What the task requires >>
Copy the records below exactly as they are written.

Data for the task >>

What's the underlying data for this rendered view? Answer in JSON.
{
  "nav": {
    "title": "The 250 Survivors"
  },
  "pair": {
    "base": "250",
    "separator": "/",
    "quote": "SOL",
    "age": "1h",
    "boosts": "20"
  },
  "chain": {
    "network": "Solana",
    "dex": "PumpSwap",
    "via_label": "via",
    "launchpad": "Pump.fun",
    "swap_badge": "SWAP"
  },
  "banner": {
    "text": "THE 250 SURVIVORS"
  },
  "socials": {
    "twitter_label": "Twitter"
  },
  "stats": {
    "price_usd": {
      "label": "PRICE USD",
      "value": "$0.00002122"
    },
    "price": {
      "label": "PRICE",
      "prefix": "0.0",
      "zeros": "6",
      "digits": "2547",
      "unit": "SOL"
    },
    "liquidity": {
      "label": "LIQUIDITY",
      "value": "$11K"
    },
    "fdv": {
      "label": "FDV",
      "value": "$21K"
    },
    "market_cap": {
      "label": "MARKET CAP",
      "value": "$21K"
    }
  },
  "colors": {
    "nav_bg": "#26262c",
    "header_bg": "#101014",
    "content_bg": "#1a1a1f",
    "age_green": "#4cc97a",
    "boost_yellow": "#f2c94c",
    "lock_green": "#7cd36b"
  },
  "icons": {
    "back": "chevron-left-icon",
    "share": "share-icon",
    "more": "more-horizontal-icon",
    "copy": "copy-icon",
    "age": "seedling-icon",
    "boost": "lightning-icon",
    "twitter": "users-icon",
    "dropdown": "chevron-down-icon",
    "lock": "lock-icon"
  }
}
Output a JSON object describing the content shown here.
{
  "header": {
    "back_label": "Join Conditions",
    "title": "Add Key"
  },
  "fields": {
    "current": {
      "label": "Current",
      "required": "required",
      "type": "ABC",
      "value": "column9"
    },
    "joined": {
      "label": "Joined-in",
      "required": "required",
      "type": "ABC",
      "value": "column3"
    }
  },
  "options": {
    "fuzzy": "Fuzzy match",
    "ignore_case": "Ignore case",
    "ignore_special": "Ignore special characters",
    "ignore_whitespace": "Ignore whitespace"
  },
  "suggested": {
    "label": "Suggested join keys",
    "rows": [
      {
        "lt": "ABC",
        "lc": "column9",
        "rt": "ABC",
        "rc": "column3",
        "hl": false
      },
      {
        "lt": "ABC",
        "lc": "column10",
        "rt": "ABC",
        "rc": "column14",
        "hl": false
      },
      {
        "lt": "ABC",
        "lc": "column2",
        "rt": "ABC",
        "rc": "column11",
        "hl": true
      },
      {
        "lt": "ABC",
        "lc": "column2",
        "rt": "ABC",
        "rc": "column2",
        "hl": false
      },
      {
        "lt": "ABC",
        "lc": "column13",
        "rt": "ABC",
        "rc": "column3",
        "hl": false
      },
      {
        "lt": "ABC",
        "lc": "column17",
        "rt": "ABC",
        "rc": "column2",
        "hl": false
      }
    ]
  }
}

Finished answer >>
What's the underlying data for this rendered view? Answer in JSON.
{
  "nav": {
    "title": "The 250 Survivors"
  },
  "pair": {
    "base": "250",
    "separator": "/",
    "quote": "SOL",
    "age": "1h",
    "boosts": "20"
  },
  "chain": {
    "network": "Solana",
    "dex": "PumpSwap",
    "via_label": "via",
    "launchpad": "Pump.fun",
    "swap_badge": "SWAP"
  },
  "banner": {
    "text": "THE 250 SURVIVORS"
  },
  "socials": {
    "twitter_label": "Twitter"
  },
  "stats": {
    "price_usd": {
      "label": "PRICE USD",
      "value": "$0.00002122"
    },
    "price": {
      "label": "PRICE",
      "prefix": "0.0",
      "zeros": "6",
      "digits": "2547",
      "unit": "SOL"
    },
    "liquidity": {
      "label": "LIQUIDITY",
      "value": "$11K"
    },
    "fdv": {
      "label": "FDV",
      "value": "$21K"
    },
    "market_cap": {
      "label": "MARKET CAP",
      "value": "$21K"
    }
  },
  "colors": {
    "nav_bg": "#26262c",
    "header_bg": "#101014",
    "content_bg": "#1a1a1f",
    "age_green": "#4cc97a",
    "boost_yellow": "#f2c94c",
    "lock_green": "#7cd36b"
  },
  "icons": {
    "back": "chevron-left-icon",
    "share": "share-icon",
    "more": "more-horizontal-icon",
    "copy": "copy-icon",
    "age": "seedling-icon",
    "boost": "lightning-icon",
    "twitter": "users-icon",
    "dropdown": "chevron-down-icon",
    "lock": "lock-icon"
  }
}
Output a JSON object describing the content shown here.
{
  "header": {
    "back_label": "Join Conditions",
    "title": "Add Key"
  },
  "fields": {
    "current": {
      "label": "Current",
      "required": "required",
      "type": "ABC",
      "value": "column9"
    },
    "joined": {
      "label": "Joined-in",
      "required": "required",
      "type": "ABC",
      "value": "column3"
    }
  },
  "options": {
    "fuzzy": "Fuzzy match",
    "ignore_case": "Ignore case",
    "ignore_special": "Ignore special characters",
    "ignore_whitespace": "Ignore whitespace"
  },
  "suggested": {
    "label": "Suggested join keys",
    "rows": [
      {
        "lt": "ABC",
        "lc": "column9",
        "rt": "ABC",
        "rc": "column3",
        "hl": false
      },
      {
        "lt": "ABC",
        "lc": "column10",
        "rt": "ABC",
        "rc": "column14",
        "hl": false
      },
      {
        "lt": "ABC",
        "lc": "column2",
        "rt": "ABC",
        "rc": "column11",
        "hl": true
      },
      {
        "lt": "ABC",
        "lc": "column2",
        "rt": "ABC",
        "rc": "column2",
        "hl": false
      },
      {
        "lt": "ABC",
        "lc": "column13",
        "rt": "ABC",
        "rc": "column3",
        "hl": false
      },
      {
        "lt": "ABC",
        "lc": "column17",
        "rt": "ABC",
        "rc": "column2",
        "hl": false
      }
    ]
  }
}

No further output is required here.